Dataset records ::
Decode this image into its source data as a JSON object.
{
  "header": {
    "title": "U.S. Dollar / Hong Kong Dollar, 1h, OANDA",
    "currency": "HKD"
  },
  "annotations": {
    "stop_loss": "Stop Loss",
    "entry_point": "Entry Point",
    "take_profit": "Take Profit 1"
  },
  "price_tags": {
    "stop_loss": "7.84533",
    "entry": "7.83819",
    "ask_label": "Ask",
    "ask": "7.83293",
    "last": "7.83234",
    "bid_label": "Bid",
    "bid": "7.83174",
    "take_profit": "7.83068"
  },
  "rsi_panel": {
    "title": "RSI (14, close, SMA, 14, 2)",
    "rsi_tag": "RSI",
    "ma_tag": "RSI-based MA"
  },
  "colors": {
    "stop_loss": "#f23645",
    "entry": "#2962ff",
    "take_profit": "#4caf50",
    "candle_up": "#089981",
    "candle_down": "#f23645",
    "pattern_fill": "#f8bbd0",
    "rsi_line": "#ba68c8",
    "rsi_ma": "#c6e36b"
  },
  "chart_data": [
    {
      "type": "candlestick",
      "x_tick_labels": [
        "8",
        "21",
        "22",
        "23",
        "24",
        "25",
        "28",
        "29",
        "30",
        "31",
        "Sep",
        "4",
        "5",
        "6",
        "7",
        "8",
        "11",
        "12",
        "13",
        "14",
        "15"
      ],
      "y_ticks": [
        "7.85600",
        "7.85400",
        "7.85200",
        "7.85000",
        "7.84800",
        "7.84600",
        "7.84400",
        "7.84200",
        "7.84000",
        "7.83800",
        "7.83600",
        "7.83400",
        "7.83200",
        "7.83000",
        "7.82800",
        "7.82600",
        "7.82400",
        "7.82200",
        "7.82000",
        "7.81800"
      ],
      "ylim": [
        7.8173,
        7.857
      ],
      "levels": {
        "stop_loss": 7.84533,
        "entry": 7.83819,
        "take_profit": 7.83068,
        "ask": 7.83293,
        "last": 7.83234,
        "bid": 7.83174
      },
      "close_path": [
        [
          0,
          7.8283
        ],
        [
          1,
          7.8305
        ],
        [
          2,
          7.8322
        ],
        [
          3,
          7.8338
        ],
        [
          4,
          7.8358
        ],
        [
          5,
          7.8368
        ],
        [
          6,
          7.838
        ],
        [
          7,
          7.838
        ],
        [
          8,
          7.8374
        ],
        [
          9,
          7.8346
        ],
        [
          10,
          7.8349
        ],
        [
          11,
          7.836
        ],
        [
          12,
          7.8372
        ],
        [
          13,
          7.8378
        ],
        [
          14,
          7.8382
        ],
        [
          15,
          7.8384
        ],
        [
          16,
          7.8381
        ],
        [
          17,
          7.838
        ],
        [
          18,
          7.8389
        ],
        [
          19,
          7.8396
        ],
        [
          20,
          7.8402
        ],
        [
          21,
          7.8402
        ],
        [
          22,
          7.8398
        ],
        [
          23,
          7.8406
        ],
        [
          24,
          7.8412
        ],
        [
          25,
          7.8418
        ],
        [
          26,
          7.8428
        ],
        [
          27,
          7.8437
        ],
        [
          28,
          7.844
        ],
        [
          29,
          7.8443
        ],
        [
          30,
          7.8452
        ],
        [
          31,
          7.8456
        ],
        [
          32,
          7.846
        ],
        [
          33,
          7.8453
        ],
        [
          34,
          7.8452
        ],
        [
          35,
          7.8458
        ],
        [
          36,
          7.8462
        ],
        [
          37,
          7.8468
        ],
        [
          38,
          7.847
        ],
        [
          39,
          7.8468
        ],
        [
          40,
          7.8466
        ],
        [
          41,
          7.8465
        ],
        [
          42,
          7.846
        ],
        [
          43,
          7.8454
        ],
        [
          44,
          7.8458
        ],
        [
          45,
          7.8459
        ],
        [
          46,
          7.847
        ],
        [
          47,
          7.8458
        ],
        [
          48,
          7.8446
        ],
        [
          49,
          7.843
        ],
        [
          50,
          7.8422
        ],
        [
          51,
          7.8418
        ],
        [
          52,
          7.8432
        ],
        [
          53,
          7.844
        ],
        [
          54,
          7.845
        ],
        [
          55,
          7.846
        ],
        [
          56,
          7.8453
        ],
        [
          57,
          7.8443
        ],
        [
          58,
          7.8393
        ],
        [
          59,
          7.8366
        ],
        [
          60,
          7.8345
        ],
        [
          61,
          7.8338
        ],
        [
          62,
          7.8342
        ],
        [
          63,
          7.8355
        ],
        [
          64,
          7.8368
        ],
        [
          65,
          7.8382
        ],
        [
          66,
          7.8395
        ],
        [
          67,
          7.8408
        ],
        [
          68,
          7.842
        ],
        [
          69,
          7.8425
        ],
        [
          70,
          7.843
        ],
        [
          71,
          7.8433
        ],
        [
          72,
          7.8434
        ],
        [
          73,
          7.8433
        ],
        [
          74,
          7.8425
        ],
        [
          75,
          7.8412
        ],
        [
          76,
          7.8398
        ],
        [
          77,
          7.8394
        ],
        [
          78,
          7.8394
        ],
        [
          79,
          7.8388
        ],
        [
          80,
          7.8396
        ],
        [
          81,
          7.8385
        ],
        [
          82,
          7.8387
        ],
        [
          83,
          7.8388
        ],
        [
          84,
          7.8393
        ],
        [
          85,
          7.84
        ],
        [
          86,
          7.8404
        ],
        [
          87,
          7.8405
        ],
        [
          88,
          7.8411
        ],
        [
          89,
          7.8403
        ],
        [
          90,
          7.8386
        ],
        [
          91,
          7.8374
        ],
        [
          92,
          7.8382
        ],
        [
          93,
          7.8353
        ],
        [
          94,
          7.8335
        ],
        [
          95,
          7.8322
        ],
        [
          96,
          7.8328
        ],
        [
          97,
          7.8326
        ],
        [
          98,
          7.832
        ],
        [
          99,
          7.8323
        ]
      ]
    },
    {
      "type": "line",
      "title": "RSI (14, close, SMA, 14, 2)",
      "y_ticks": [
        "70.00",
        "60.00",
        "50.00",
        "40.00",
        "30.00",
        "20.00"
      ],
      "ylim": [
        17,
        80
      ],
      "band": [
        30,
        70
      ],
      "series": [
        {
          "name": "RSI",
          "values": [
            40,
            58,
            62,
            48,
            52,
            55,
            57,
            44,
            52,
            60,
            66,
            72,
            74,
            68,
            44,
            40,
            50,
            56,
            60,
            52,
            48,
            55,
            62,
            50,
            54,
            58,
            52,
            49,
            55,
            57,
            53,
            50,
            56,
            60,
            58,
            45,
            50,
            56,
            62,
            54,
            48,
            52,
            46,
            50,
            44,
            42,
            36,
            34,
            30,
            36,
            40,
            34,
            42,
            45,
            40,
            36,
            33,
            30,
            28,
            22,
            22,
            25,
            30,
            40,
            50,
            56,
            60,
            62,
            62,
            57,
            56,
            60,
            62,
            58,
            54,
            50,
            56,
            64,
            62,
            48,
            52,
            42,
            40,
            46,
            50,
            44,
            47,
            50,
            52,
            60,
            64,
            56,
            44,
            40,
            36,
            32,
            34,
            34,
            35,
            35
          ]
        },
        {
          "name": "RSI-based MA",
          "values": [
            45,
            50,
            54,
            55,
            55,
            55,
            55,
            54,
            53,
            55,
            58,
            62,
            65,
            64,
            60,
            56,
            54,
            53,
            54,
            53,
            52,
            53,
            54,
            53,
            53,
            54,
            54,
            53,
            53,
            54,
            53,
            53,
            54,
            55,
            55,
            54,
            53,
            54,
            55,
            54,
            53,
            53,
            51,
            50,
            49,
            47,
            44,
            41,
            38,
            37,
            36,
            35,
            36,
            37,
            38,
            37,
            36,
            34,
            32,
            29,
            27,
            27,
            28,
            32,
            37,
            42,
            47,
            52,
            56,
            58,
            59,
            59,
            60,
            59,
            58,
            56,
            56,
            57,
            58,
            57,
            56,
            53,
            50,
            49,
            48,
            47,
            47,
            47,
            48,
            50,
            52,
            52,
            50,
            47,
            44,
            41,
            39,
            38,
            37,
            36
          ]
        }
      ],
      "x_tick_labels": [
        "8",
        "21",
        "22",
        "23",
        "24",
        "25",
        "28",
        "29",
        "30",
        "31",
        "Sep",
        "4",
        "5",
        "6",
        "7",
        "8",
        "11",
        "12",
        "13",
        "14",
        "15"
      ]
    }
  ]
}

Job :: Return each line where "title" shows up.

Task output ::
    "title": "U.S. Dollar / Hong Kong Dollar, 1h, OANDA",
    "title": "RSI (14, close, SMA, 14, 2)",
      "title": "RSI (14, close, SMA, 14, 2)",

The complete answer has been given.